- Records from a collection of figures
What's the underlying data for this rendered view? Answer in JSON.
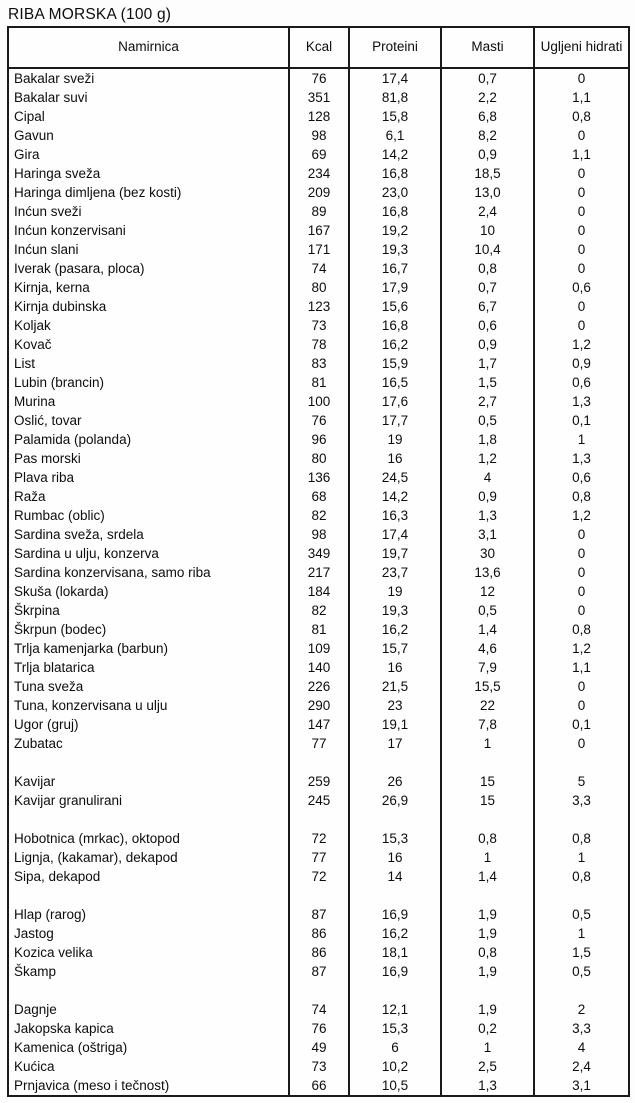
{
  "title": "RIBA MORSKA (100 g)",
  "table": {
    "columns": [
      "Namirnica",
      "Kcal",
      "Proteini",
      "Masti",
      "Ugljeni hidrati"
    ],
    "rows": [
      [
        "Bakalar sveži",
        "76",
        "17,4",
        "0,7",
        "0"
      ],
      [
        "Bakalar suvi",
        "351",
        "81,8",
        "2,2",
        "1,1"
      ],
      [
        "Cipal",
        "128",
        "15,8",
        "6,8",
        "0,8"
      ],
      [
        "Gavun",
        "98",
        "6,1",
        "8,2",
        "0"
      ],
      [
        "Gira",
        "69",
        "14,2",
        "0,9",
        "1,1"
      ],
      [
        "Haringa sveža",
        "234",
        "16,8",
        "18,5",
        "0"
      ],
      [
        "Haringa dimljena (bez kosti)",
        "209",
        "23,0",
        "13,0",
        "0"
      ],
      [
        "Inćun sveži",
        "89",
        "16,8",
        "2,4",
        "0"
      ],
      [
        "Inćun konzervisani",
        "167",
        "19,2",
        "10",
        "0"
      ],
      [
        "Inćun slani",
        "171",
        "19,3",
        "10,4",
        "0"
      ],
      [
        "Iverak (pasara, ploca)",
        "74",
        "16,7",
        "0,8",
        "0"
      ],
      [
        "Kirnja, kerna",
        "80",
        "17,9",
        "0,7",
        "0,6"
      ],
      [
        "Kirnja dubinska",
        "123",
        "15,6",
        "6,7",
        "0"
      ],
      [
        "Koljak",
        "73",
        "16,8",
        "0,6",
        "0"
      ],
      [
        "Kovač",
        "78",
        "16,2",
        "0,9",
        "1,2"
      ],
      [
        "List",
        "83",
        "15,9",
        "1,7",
        "0,9"
      ],
      [
        "Lubin (brancin)",
        "81",
        "16,5",
        "1,5",
        "0,6"
      ],
      [
        "Murina",
        "100",
        "17,6",
        "2,7",
        "1,3"
      ],
      [
        "Oslić, tovar",
        "76",
        "17,7",
        "0,5",
        "0,1"
      ],
      [
        "Palamida (polanda)",
        "96",
        "19",
        "1,8",
        "1"
      ],
      [
        "Pas morski",
        "80",
        "16",
        "1,2",
        "1,3"
      ],
      [
        "Plava riba",
        "136",
        "24,5",
        "4",
        "0,6"
      ],
      [
        "Raža",
        "68",
        "14,2",
        "0,9",
        "0,8"
      ],
      [
        "Rumbac (oblic)",
        "82",
        "16,3",
        "1,3",
        "1,2"
      ],
      [
        "Sardina sveža, srdela",
        "98",
        "17,4",
        "3,1",
        "0"
      ],
      [
        "Sardina u ulju, konzerva",
        "349",
        "19,7",
        "30",
        "0"
      ],
      [
        "Sardina konzervisana, samo riba",
        "217",
        "23,7",
        "13,6",
        "0"
      ],
      [
        "Skuša (lokarda)",
        "184",
        "19",
        "12",
        "0"
      ],
      [
        "Škrpina",
        "82",
        "19,3",
        "0,5",
        "0"
      ],
      [
        "Škrpun (bodec)",
        "81",
        "16,2",
        "1,4",
        "0,8"
      ],
      [
        "Trlja kamenjarka (barbun)",
        "109",
        "15,7",
        "4,6",
        "1,2"
      ],
      [
        "Trlja blatarica",
        "140",
        "16",
        "7,9",
        "1,1"
      ],
      [
        "Tuna sveža",
        "226",
        "21,5",
        "15,5",
        "0"
      ],
      [
        "Tuna, konzervisana u ulju",
        "290",
        "23",
        "22",
        "0"
      ],
      [
        "Ugor (gruj)",
        "147",
        "19,1",
        "7,8",
        "0,1"
      ],
      [
        "Zubatac",
        "77",
        "17",
        "1",
        "0"
      ],
      [
        "",
        "",
        "",
        "",
        ""
      ],
      [
        "Kavijar",
        "259",
        "26",
        "15",
        "5"
      ],
      [
        "Kavijar granulirani",
        "245",
        "26,9",
        "15",
        "3,3"
      ],
      [
        "",
        "",
        "",
        "",
        ""
      ],
      [
        "Hobotnica (mrkac), oktopod",
        "72",
        "15,3",
        "0,8",
        "0,8"
      ],
      [
        "Lignja, (kakamar), dekapod",
        "77",
        "16",
        "1",
        "1"
      ],
      [
        "Sipa, dekapod",
        "72",
        "14",
        "1,4",
        "0,8"
      ],
      [
        "",
        "",
        "",
        "",
        ""
      ],
      [
        "Hlap (rarog)",
        "87",
        "16,9",
        "1,9",
        "0,5"
      ],
      [
        "Jastog",
        "86",
        "16,2",
        "1,9",
        "1"
      ],
      [
        "Kozica velika",
        "86",
        "18,1",
        "0,8",
        "1,5"
      ],
      [
        "Škamp",
        "87",
        "16,9",
        "1,9",
        "0,5"
      ],
      [
        "",
        "",
        "",
        "",
        ""
      ],
      [
        "Dagnje",
        "74",
        "12,1",
        "1,9",
        "2"
      ],
      [
        "Jakopska kapica",
        "76",
        "15,3",
        "0,2",
        "3,3"
      ],
      [
        "Kamenica (oštriga)",
        "49",
        "6",
        "1",
        "4"
      ],
      [
        "Kućica",
        "73",
        "10,2",
        "2,5",
        "2,4"
      ],
      [
        "Prnjavica (meso i tečnost)",
        "66",
        "10,5",
        "1,3",
        "3,1"
      ]
    ]
  }
}
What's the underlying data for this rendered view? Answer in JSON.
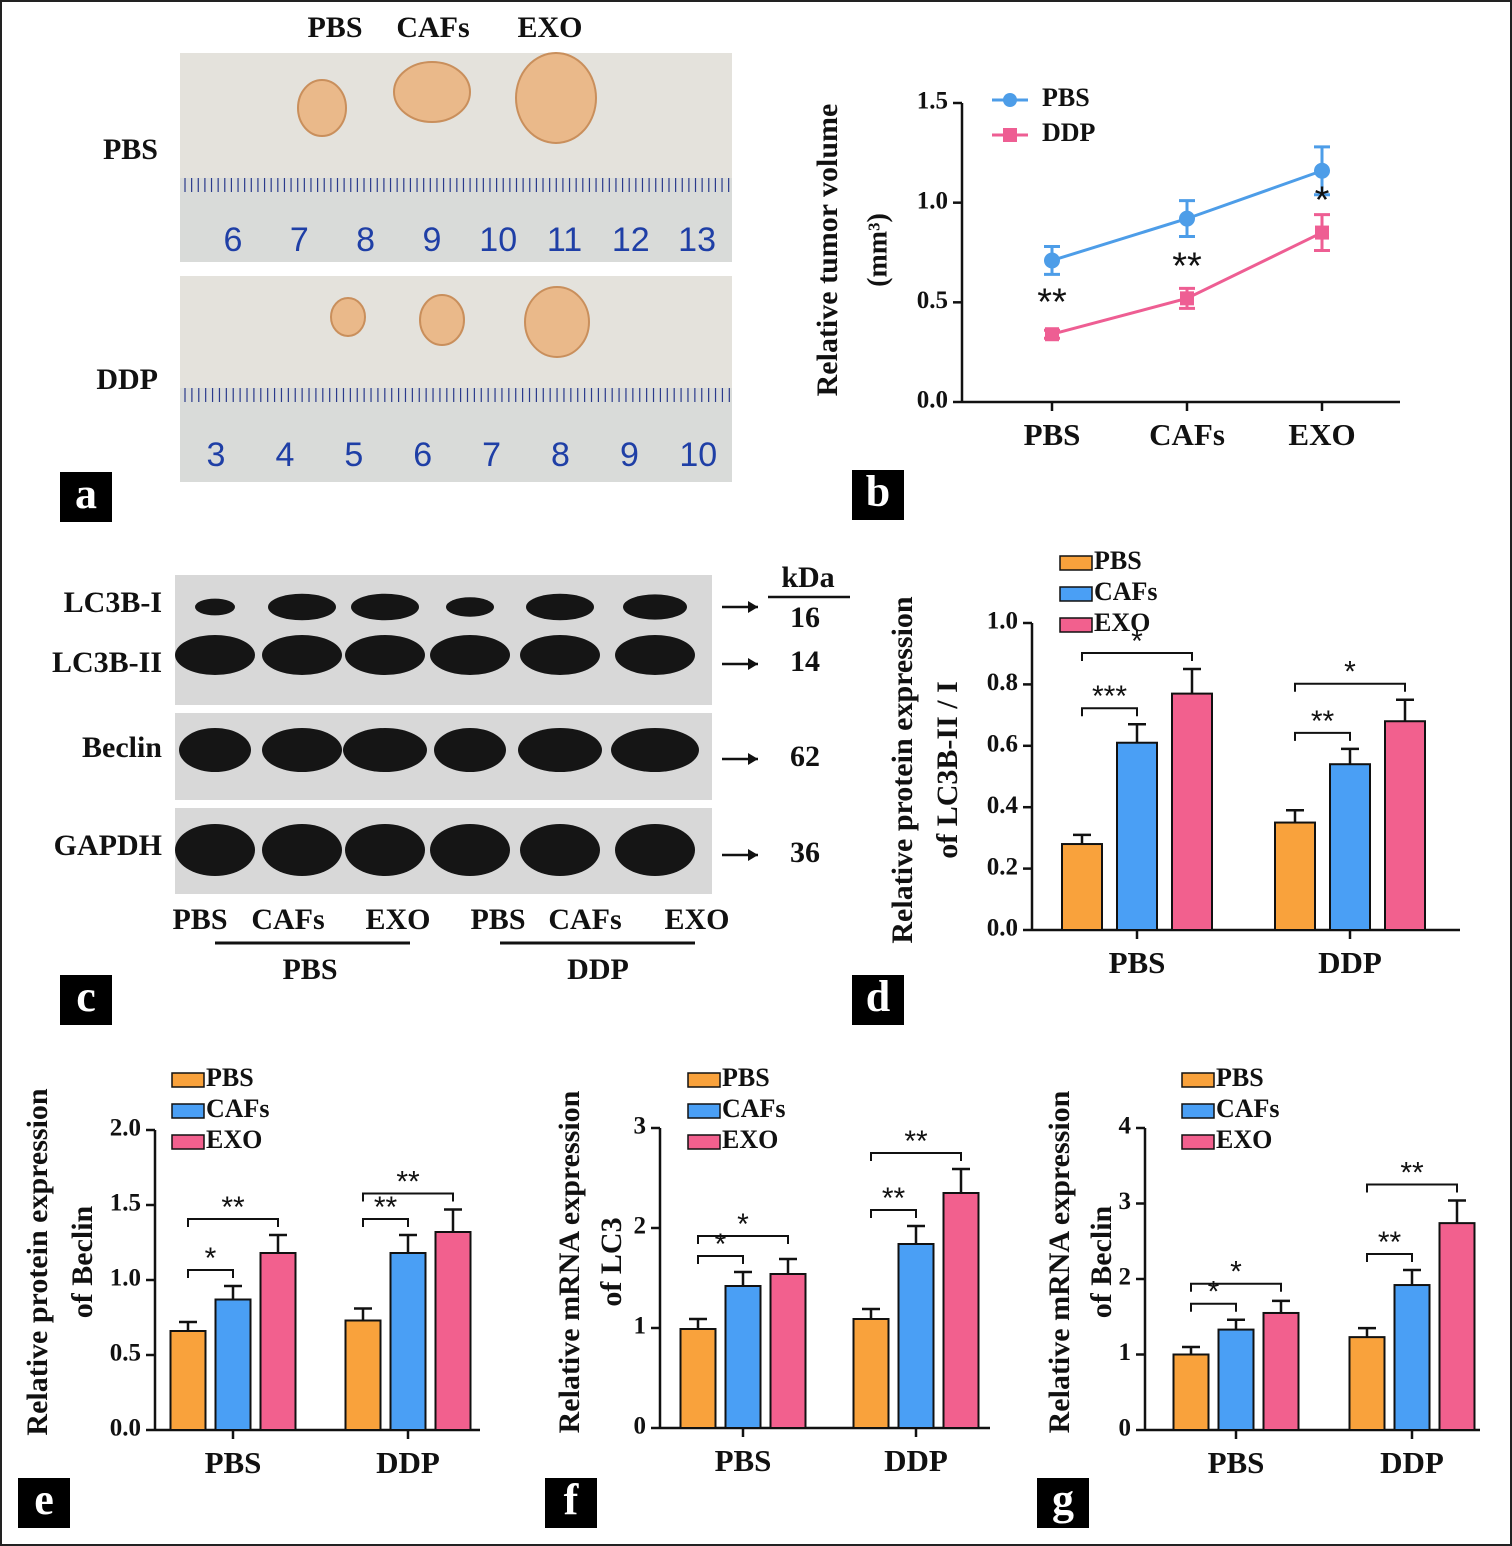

- Exercise goal
Within the records above, count the lines that contain "dekapod" and give only that number.

- Exercise response
2